(Stored dataset items)
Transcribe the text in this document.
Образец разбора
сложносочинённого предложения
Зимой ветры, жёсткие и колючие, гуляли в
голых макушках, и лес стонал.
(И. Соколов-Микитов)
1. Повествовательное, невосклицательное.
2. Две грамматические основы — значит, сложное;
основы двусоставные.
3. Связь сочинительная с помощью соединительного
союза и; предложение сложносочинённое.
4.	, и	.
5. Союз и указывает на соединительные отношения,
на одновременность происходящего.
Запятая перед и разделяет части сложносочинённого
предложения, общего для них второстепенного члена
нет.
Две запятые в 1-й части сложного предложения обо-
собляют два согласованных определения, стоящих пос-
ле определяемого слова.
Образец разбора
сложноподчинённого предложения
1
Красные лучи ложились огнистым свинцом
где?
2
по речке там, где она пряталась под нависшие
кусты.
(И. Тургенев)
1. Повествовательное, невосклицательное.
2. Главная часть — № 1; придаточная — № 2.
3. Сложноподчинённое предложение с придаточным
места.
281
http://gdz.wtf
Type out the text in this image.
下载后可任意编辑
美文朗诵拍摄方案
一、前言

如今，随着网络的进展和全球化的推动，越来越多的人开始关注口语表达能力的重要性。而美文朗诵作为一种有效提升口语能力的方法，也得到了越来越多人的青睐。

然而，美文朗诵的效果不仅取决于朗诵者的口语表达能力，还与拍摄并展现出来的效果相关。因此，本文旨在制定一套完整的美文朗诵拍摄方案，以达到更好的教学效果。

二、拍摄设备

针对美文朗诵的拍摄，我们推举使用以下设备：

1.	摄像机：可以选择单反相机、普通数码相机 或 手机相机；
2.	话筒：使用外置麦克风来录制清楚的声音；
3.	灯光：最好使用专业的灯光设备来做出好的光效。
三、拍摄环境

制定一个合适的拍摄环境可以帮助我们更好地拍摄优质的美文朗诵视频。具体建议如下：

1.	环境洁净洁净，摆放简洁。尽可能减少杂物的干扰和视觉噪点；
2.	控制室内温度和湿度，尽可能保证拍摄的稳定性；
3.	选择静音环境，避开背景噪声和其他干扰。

[Task to carry out]:
Identify each line holding the string "предложения", and copy it out.

[Finished task]:
сложносочинённого предложения
предложения, общего для них второстепенного члена
Две запятые в 1-й части сложного предложения обо-
сложноподчинённого предложения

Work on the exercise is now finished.